TASK - Give the number of lines below that contain "have", with no other output.

DATA EXTRACT -

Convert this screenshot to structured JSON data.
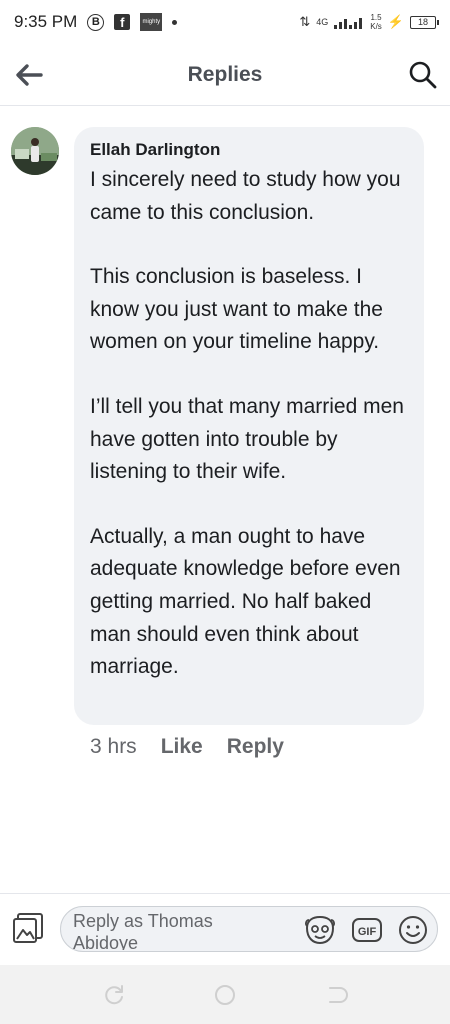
{
  "status_bar": {
    "time": "9:35 PM",
    "network": "4G",
    "speed_value": "1.5",
    "speed_unit": "K/s",
    "battery": "18"
  },
  "header": {
    "title": "Replies"
  },
  "comment": {
    "author": "Ellah Darlington",
    "paragraphs": [
      "I sincerely need to study how you came to this conclusion.",
      "This conclusion is baseless. I know you just want to make the women on your timeline happy.",
      "I’ll tell you that many married men have gotten into trouble by listening to their wife.",
      "Actually, a man ought to have adequate knowledge before even getting married. No half baked man should even think about marriage."
    ],
    "time": "3 hrs",
    "like_label": "Like",
    "reply_label": "Reply"
  },
  "reply_bar": {
    "placeholder": "Reply as Thomas Abidoye"
  },
  "colors": {
    "bubble_bg": "#f0f2f5",
    "secondary_text": "#65676b",
    "title_text": "#4b4f56"
  },
  "icons": {
    "back": "arrow-left-icon",
    "search": "magnifier-icon",
    "photo": "photo-icon",
    "sticker": "sticker-face-icon",
    "gif": "gif-icon",
    "emoji": "smiley-icon"
  }
}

RESPONSE - 2